══ INFORMATION SHOWN ══
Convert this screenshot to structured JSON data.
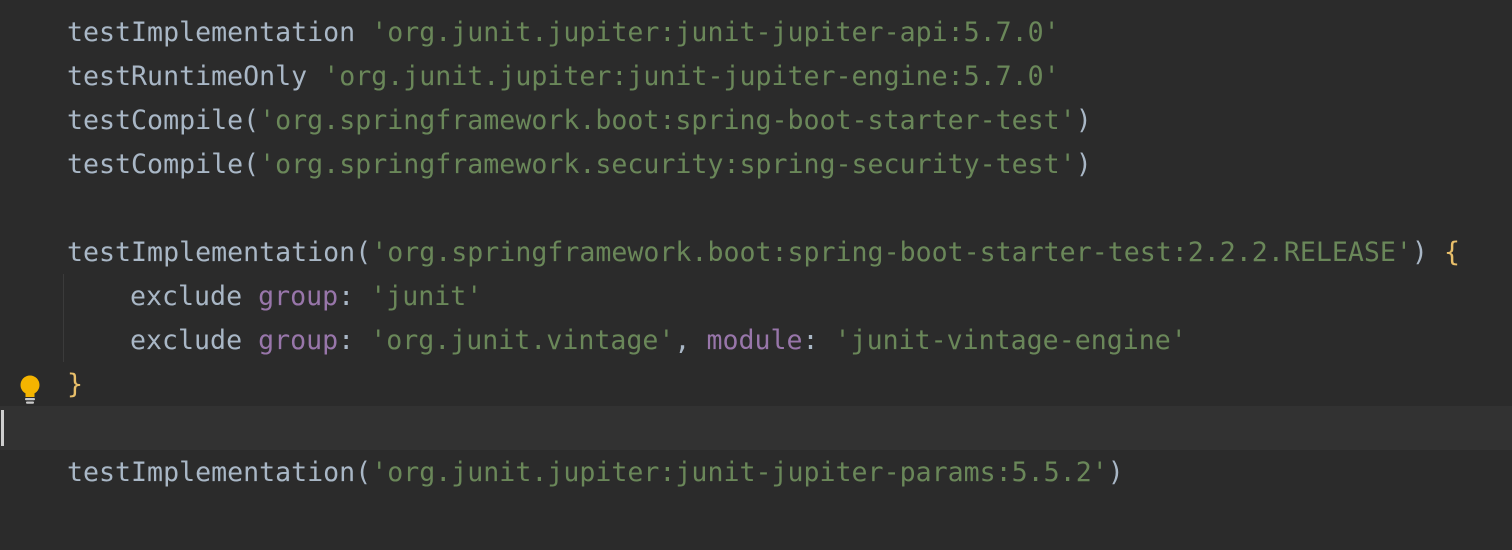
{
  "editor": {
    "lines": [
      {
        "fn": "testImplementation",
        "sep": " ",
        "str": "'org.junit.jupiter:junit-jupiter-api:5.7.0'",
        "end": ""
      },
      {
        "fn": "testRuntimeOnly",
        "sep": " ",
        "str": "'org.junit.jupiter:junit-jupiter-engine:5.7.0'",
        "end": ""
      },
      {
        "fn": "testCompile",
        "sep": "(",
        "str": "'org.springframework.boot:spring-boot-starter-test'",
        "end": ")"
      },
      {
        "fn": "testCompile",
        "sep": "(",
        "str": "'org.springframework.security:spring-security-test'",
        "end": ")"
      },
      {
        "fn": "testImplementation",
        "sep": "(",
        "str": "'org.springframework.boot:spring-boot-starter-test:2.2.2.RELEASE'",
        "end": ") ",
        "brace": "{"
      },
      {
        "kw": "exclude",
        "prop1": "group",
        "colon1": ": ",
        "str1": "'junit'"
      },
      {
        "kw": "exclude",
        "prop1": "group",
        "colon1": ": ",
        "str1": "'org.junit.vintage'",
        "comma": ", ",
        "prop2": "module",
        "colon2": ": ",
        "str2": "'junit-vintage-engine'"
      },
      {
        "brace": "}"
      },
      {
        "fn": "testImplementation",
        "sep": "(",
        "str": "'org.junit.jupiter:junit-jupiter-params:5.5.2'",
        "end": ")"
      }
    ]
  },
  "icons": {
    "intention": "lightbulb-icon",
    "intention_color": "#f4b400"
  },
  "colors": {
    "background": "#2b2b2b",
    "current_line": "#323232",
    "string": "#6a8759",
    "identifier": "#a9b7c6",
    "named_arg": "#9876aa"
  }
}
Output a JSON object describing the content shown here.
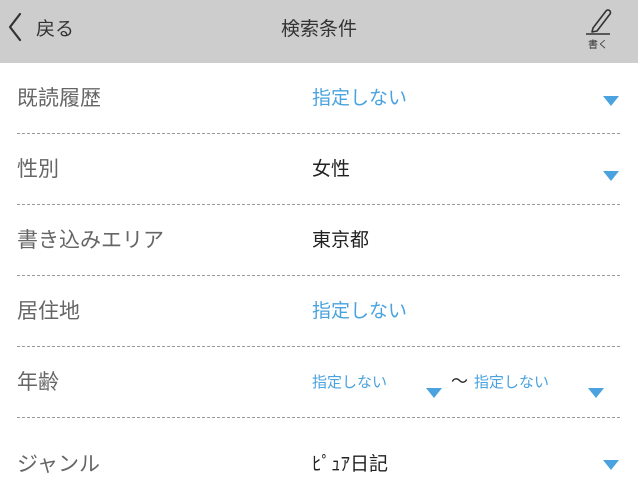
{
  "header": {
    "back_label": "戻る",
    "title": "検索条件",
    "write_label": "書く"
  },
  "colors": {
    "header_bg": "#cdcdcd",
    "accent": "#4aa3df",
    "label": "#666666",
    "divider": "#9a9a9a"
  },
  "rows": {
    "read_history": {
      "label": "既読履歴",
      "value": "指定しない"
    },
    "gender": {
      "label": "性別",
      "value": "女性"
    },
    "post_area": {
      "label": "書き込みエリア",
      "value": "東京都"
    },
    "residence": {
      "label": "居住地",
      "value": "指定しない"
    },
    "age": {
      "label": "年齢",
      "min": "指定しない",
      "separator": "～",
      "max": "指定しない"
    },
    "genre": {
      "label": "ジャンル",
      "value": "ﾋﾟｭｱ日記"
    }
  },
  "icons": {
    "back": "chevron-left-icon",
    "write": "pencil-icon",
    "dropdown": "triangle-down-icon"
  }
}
═══
══ INFORMATION SHOWN ══
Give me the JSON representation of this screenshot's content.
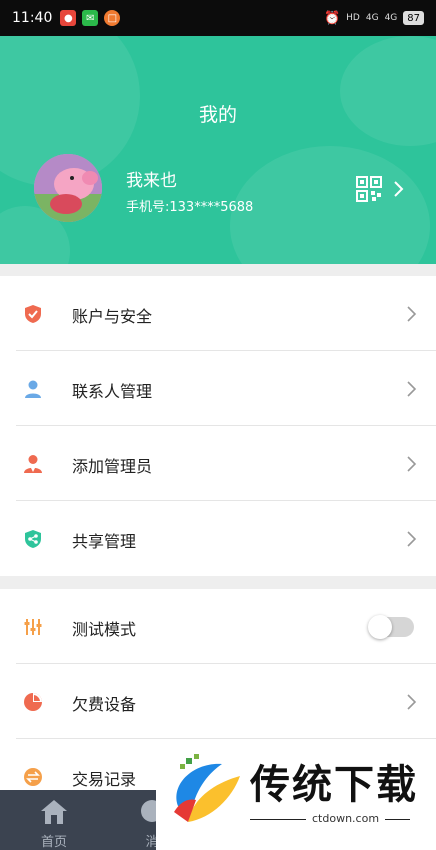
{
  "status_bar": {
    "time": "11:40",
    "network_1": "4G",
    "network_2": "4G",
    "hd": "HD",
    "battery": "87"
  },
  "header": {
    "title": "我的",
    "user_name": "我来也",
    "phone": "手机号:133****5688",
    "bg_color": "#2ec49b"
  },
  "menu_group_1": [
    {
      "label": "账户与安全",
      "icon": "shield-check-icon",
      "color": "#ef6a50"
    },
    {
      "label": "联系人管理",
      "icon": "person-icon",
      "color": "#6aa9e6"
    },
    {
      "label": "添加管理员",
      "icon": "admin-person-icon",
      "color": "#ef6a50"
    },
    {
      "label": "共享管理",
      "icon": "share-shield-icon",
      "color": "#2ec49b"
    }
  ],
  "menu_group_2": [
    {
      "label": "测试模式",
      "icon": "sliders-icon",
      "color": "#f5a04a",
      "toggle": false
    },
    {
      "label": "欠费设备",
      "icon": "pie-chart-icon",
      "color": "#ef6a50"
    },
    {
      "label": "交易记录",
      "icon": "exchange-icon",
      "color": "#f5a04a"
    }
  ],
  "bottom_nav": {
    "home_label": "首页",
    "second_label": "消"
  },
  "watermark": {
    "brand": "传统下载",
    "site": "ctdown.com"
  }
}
═══
INSTRUCTION:
Give only the number of lines in the material above that include the word "指定しない".

ANSWER TO THE PROBLEM:
4